Collect each line holding the string "Selection".
#### Records supplied
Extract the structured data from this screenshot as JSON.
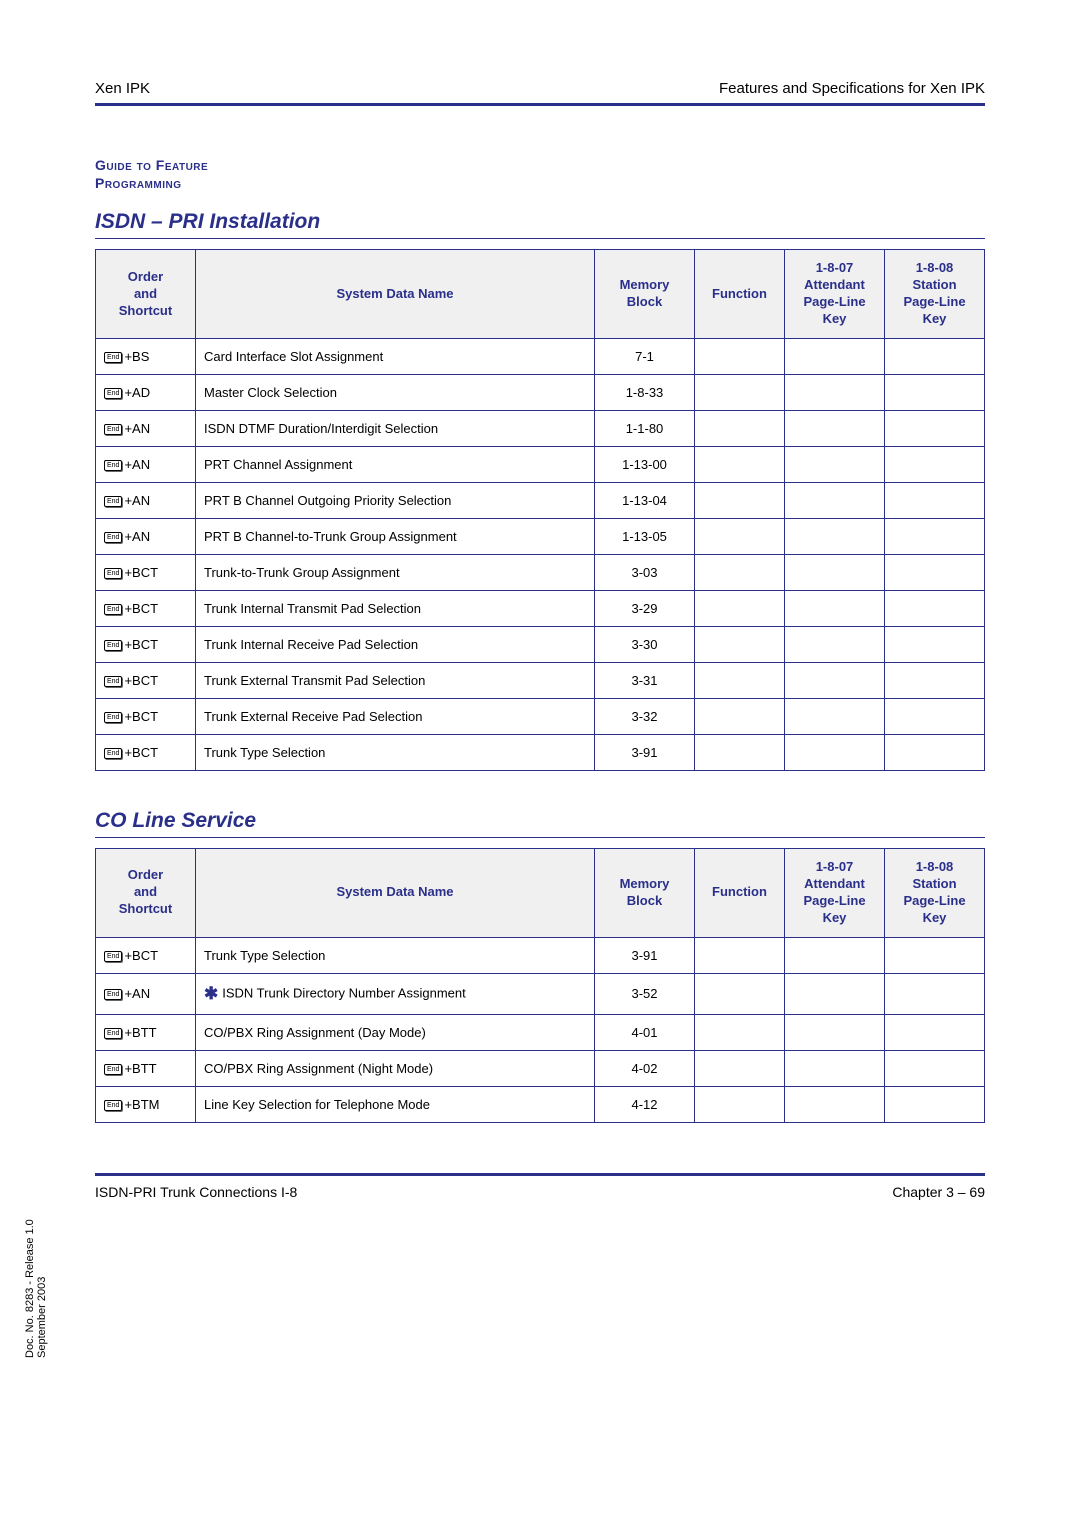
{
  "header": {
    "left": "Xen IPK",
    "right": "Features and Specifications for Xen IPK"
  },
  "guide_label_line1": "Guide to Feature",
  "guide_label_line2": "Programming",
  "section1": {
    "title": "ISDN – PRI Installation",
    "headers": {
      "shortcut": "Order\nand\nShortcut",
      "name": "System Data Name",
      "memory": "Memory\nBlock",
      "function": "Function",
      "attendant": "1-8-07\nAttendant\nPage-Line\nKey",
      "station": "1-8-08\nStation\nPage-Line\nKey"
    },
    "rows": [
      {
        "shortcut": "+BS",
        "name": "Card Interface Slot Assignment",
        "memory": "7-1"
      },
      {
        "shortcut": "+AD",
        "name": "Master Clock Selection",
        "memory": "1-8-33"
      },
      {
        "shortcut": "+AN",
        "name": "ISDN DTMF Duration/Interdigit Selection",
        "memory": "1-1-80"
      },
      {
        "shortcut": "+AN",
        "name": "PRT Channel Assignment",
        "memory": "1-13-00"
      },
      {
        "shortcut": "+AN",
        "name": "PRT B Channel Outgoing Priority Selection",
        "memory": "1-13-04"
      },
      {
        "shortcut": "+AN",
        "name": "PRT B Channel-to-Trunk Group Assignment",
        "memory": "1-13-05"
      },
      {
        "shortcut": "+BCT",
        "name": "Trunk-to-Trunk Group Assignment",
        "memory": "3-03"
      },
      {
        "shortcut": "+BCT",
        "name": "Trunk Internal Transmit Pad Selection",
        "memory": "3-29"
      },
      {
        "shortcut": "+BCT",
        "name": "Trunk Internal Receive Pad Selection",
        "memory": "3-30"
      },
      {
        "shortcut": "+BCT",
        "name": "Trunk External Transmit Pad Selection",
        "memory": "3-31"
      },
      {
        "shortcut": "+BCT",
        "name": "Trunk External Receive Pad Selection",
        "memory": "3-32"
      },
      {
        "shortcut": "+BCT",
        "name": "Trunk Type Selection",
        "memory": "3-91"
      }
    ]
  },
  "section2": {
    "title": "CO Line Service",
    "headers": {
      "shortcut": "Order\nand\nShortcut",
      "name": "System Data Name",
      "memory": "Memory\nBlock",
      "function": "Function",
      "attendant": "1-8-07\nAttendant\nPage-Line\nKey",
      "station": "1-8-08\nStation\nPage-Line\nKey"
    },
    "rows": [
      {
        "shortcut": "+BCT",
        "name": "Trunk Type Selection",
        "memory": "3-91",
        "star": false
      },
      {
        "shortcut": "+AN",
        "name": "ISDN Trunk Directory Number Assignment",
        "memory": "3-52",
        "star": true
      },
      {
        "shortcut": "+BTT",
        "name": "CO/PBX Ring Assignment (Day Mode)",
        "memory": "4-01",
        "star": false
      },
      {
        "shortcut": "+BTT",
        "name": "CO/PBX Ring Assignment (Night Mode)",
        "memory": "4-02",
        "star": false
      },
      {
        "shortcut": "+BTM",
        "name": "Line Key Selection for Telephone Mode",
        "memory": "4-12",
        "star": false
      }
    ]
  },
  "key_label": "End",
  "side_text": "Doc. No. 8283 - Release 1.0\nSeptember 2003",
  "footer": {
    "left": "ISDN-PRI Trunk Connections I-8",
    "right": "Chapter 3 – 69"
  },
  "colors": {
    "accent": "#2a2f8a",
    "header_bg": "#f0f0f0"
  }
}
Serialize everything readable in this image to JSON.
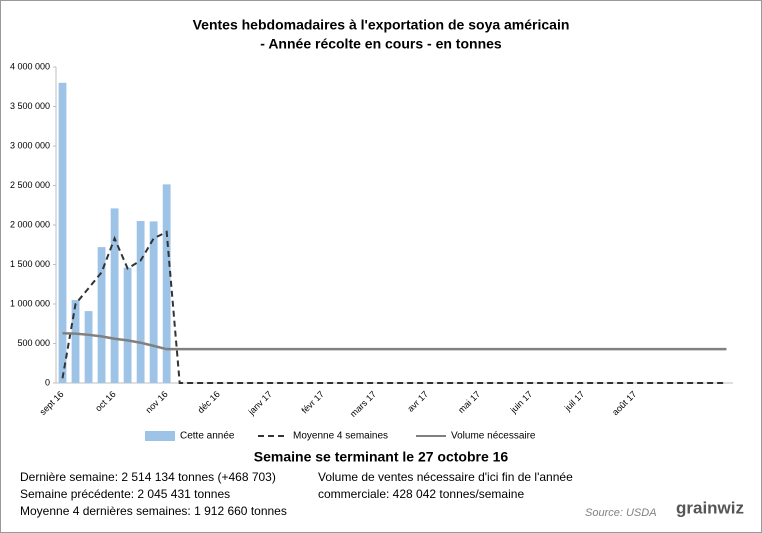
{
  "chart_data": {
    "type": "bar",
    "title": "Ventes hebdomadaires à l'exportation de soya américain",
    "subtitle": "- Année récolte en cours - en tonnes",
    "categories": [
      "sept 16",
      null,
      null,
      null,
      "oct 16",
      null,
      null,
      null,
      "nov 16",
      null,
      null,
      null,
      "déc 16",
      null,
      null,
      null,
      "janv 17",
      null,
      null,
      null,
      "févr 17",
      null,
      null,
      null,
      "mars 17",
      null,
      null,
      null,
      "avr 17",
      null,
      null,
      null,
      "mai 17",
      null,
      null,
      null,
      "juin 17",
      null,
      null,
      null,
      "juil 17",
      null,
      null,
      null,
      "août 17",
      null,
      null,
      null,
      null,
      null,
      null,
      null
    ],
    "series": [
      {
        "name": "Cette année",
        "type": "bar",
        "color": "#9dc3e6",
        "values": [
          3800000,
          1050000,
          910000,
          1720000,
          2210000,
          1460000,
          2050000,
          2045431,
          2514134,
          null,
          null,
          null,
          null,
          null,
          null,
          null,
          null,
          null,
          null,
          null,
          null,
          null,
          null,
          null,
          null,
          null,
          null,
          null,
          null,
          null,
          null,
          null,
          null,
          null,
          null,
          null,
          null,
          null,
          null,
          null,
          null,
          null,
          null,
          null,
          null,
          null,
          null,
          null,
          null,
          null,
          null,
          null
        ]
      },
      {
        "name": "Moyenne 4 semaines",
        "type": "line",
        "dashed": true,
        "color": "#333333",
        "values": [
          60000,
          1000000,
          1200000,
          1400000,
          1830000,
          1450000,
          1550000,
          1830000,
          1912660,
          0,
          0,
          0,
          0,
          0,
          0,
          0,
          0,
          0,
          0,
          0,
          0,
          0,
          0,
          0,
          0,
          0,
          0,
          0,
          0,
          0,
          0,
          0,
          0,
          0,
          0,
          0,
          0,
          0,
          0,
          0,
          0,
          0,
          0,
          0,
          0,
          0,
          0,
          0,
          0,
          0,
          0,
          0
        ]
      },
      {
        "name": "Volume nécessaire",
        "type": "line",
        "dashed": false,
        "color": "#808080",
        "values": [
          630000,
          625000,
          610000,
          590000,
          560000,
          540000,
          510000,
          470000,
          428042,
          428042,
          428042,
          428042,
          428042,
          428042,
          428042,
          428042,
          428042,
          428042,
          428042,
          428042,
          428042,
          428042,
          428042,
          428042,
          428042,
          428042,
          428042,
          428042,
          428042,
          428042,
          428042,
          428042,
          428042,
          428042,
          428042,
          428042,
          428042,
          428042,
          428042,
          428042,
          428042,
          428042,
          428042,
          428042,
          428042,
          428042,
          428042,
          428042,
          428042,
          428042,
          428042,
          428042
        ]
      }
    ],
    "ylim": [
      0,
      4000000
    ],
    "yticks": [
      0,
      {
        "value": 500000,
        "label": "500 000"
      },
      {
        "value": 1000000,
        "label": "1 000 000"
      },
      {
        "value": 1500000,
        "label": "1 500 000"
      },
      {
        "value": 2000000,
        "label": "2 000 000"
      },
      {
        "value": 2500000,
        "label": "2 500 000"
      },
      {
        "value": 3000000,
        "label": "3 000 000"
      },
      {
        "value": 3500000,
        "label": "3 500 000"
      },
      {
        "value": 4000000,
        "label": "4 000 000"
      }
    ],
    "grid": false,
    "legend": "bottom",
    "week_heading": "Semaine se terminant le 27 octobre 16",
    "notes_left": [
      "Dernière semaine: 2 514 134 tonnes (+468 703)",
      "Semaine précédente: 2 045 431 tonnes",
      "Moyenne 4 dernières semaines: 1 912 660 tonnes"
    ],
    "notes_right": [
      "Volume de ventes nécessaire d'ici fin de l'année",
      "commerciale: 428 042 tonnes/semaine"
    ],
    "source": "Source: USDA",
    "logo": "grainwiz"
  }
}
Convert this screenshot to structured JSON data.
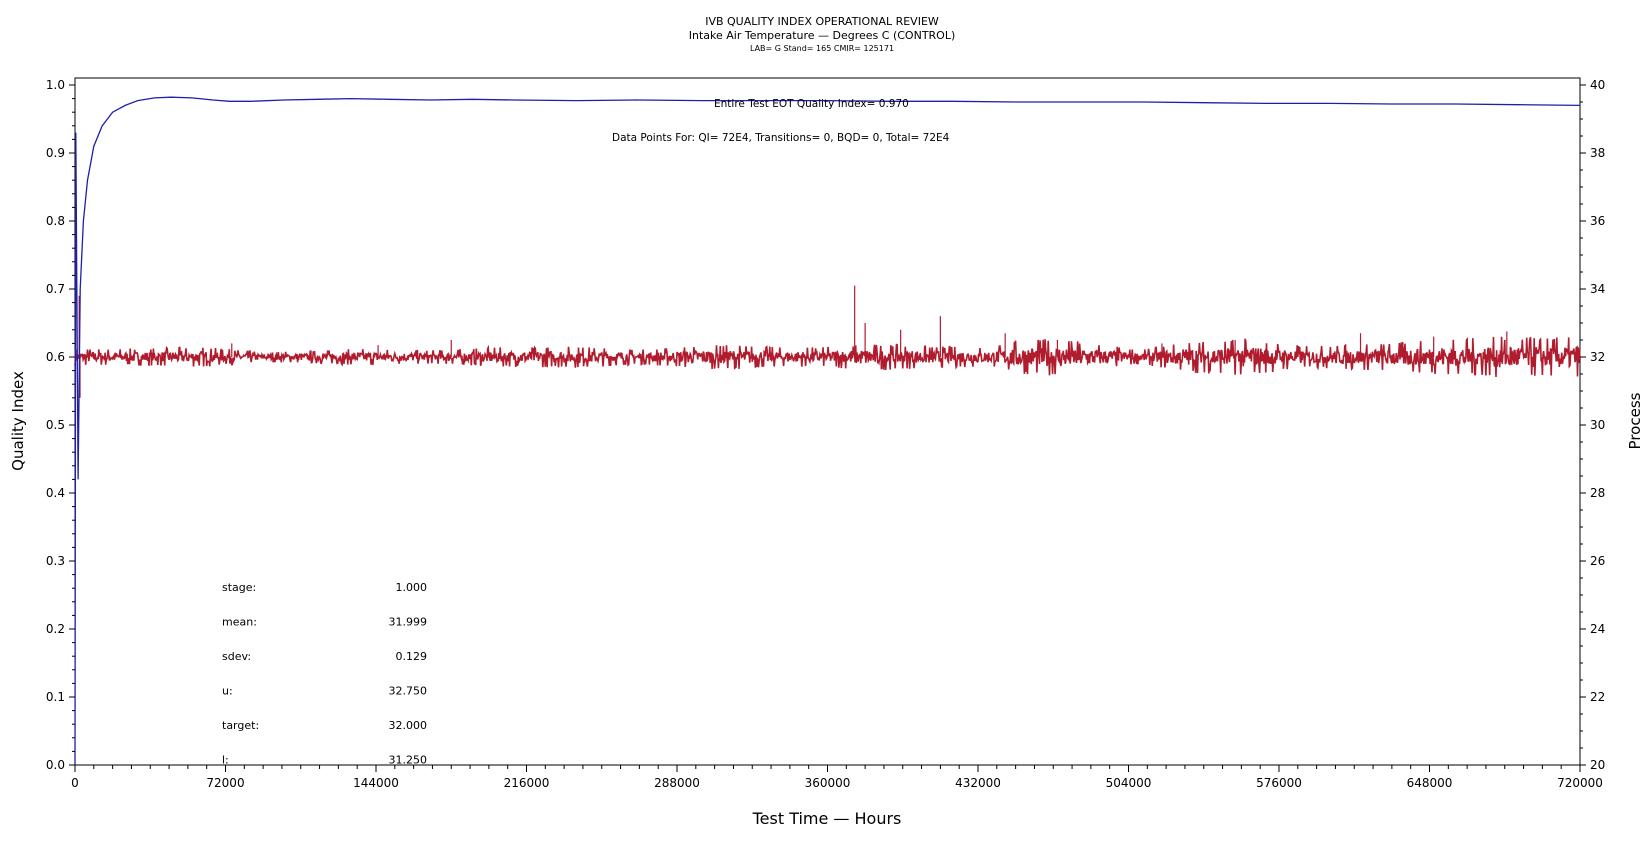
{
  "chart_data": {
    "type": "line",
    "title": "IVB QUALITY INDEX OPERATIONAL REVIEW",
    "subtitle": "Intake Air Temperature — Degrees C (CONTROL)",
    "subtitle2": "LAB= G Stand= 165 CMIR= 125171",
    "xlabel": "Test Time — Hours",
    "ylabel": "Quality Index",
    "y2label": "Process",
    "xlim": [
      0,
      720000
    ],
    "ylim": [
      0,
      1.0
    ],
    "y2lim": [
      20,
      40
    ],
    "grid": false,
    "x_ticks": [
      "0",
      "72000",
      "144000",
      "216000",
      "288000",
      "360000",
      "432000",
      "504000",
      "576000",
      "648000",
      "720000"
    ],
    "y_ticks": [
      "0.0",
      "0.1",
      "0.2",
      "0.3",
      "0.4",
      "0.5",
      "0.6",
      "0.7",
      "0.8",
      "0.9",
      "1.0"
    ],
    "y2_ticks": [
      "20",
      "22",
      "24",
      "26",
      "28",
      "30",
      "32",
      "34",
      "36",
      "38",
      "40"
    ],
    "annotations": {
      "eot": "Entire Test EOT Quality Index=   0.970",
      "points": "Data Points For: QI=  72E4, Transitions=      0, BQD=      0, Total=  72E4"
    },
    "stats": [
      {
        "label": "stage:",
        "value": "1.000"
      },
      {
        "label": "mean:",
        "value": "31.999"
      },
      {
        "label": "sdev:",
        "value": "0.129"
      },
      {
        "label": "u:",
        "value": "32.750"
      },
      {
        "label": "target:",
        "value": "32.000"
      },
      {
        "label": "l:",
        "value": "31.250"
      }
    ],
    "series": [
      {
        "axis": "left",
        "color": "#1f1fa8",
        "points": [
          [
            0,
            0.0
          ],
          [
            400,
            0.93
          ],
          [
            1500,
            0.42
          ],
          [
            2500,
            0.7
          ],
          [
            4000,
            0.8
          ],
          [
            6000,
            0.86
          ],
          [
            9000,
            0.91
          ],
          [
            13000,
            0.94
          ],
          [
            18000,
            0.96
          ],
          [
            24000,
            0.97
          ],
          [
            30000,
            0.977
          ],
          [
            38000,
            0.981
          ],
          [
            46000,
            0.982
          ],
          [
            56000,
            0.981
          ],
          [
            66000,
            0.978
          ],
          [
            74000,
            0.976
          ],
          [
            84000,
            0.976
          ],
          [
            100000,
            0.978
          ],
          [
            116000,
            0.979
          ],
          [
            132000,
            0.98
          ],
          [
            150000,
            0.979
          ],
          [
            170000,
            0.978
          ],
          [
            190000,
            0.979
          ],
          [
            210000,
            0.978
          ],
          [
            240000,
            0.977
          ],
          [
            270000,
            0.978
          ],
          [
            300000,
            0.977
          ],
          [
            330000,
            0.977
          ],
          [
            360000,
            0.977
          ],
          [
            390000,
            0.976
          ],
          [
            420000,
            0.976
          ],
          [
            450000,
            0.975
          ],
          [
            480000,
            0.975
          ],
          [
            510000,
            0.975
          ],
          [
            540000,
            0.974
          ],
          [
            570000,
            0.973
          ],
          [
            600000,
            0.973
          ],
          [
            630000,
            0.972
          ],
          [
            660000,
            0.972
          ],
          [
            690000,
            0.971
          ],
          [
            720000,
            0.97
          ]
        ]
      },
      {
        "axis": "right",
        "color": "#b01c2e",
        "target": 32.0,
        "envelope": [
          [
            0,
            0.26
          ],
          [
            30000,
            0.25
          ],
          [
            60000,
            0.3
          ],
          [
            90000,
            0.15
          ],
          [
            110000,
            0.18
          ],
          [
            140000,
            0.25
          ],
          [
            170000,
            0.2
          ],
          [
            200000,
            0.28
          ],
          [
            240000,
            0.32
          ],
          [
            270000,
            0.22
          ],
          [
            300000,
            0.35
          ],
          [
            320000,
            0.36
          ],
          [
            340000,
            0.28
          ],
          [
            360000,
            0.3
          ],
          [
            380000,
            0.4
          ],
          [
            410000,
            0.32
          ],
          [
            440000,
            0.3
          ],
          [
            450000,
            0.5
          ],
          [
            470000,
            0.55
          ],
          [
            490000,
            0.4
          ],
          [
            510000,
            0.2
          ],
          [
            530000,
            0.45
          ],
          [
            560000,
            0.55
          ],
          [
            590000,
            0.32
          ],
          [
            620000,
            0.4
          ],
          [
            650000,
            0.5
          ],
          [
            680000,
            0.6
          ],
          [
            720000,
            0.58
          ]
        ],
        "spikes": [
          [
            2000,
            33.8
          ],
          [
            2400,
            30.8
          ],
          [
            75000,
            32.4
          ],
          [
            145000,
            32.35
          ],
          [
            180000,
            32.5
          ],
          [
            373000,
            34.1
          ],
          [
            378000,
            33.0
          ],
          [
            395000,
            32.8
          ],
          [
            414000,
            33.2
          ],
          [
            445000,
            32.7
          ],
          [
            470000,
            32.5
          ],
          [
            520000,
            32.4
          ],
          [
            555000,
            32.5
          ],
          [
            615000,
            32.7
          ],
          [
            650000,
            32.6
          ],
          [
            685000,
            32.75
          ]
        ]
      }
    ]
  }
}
########
The completed task:
        "name": "Master Clock Selection",
        "name": "ISDN DTMF Duration/Interdigit Selection",
        "name": "PRT B Channel Outgoing Priority Selection",
        "name": "Trunk Internal Transmit Pad Selection",
        "name": "Trunk Internal Receive Pad Selection",
        "name": "Trunk External Transmit Pad Selection",
        "name": "Trunk External Receive Pad Selection",
        "name": "Trunk Type Selection",
        "name": "Trunk Type Selection",
        "name": "Line Key Selection for Telephone Mode",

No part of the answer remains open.